__The task__:
In the records that follow, show each line where the word "中国新能源乘用车月度销量及预测" is present.

----- Data

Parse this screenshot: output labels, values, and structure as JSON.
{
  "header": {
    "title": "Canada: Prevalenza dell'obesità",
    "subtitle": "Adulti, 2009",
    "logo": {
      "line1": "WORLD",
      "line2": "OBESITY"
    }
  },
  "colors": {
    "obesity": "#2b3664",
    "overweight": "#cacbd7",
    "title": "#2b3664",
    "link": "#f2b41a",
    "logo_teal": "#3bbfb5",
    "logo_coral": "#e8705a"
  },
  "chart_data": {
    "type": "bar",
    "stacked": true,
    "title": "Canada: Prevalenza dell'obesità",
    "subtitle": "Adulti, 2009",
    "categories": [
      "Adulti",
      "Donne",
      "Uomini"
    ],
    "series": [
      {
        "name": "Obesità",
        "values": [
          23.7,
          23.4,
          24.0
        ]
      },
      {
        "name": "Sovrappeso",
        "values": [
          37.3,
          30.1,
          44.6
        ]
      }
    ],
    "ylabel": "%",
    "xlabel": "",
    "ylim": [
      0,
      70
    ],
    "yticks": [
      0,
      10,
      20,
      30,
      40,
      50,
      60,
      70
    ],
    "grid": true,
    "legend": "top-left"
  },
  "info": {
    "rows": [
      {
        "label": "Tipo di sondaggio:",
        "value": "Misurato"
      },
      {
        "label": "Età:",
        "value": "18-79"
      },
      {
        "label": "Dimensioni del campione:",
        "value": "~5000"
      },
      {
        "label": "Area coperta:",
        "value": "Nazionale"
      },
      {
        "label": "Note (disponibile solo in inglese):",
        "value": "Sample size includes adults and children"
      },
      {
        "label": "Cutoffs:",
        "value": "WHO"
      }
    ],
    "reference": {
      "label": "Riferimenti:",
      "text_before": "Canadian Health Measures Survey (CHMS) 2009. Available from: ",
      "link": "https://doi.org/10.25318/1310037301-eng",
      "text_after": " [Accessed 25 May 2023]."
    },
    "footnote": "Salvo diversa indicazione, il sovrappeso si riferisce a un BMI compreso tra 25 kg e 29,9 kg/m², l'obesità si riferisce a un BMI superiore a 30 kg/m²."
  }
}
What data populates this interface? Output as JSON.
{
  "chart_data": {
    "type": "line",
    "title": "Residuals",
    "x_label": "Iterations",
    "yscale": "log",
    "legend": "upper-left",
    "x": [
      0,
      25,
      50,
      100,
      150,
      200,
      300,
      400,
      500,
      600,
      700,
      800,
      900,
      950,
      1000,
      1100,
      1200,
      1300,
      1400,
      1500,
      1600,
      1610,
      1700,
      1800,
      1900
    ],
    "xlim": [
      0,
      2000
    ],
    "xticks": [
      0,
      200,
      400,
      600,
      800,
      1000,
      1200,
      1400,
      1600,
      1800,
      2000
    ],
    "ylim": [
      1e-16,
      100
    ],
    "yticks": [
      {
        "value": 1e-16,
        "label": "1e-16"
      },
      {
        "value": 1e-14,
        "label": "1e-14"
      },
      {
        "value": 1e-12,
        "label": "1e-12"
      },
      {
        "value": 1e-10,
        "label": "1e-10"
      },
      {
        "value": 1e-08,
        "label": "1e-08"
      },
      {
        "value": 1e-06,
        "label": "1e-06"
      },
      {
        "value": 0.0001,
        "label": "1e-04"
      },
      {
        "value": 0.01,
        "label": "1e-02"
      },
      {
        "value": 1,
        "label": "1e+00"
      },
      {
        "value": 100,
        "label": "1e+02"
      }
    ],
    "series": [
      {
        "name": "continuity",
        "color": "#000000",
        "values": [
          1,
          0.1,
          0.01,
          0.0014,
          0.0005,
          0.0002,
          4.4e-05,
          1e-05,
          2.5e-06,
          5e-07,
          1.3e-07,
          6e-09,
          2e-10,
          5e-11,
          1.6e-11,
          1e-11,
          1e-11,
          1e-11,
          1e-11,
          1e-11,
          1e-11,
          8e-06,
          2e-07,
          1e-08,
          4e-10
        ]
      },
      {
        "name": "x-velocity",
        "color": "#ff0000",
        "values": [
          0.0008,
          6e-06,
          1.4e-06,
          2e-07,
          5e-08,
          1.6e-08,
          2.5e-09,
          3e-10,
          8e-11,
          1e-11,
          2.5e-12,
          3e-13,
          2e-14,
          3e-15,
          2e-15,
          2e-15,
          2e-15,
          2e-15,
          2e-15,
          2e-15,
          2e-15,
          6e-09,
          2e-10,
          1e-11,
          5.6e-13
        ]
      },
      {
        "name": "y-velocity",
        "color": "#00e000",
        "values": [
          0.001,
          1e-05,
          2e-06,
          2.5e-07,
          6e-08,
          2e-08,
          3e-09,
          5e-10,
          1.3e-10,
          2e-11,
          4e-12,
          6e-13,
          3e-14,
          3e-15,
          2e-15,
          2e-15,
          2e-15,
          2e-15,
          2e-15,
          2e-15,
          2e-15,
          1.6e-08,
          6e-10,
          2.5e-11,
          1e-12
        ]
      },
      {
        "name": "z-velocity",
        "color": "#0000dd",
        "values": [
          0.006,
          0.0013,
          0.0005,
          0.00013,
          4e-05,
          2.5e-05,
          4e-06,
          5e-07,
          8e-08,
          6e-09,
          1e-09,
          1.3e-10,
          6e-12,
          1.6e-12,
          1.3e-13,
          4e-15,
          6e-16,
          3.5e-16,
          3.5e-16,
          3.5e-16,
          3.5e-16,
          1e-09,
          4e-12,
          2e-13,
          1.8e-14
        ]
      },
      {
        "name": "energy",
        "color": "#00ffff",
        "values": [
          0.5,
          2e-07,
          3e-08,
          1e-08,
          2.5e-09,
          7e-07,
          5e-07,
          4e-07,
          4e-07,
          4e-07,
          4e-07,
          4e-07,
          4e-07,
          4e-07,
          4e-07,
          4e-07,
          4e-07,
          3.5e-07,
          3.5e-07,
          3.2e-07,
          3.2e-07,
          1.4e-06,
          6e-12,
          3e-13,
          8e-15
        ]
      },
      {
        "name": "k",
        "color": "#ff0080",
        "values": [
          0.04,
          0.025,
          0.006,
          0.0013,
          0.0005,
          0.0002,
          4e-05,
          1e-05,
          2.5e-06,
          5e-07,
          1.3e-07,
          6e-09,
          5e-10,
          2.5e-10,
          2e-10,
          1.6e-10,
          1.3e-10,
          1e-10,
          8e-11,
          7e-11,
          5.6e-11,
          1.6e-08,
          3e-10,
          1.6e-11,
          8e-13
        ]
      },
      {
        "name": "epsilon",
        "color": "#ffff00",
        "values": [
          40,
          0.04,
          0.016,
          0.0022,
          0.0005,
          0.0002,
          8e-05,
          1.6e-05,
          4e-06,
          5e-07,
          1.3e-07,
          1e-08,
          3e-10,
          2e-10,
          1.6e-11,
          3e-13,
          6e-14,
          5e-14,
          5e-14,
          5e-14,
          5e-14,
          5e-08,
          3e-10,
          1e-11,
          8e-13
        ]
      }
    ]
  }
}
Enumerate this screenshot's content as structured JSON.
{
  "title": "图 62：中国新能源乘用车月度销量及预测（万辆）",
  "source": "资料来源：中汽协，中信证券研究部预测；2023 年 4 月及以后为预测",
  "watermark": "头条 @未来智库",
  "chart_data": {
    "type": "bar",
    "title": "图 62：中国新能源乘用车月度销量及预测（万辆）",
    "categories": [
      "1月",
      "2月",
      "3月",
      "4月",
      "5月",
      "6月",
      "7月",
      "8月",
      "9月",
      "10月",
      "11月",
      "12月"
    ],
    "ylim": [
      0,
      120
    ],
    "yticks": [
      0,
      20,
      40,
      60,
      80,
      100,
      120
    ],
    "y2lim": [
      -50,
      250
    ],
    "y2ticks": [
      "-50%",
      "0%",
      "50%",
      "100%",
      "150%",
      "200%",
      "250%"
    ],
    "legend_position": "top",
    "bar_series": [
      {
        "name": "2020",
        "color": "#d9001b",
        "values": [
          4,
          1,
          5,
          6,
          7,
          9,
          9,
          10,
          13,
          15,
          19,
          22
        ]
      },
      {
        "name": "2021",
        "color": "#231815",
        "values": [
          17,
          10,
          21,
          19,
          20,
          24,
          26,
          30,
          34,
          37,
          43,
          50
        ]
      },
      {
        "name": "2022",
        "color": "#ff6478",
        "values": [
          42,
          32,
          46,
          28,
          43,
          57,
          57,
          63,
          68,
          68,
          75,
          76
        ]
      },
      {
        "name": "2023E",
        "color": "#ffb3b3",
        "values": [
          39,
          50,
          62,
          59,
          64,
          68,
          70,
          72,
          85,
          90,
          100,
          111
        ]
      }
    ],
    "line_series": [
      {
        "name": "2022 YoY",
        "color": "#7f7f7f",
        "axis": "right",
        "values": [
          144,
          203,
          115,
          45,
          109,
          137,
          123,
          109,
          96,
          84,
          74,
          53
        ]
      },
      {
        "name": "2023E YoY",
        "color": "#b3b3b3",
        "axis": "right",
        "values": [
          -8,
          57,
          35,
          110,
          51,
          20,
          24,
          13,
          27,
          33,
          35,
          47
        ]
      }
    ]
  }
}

----------

__Solution__:
  "title": "图 62：中国新能源乘用车月度销量及预测（万辆）",
    "title": "图 62：中国新能源乘用车月度销量及预测（万辆）",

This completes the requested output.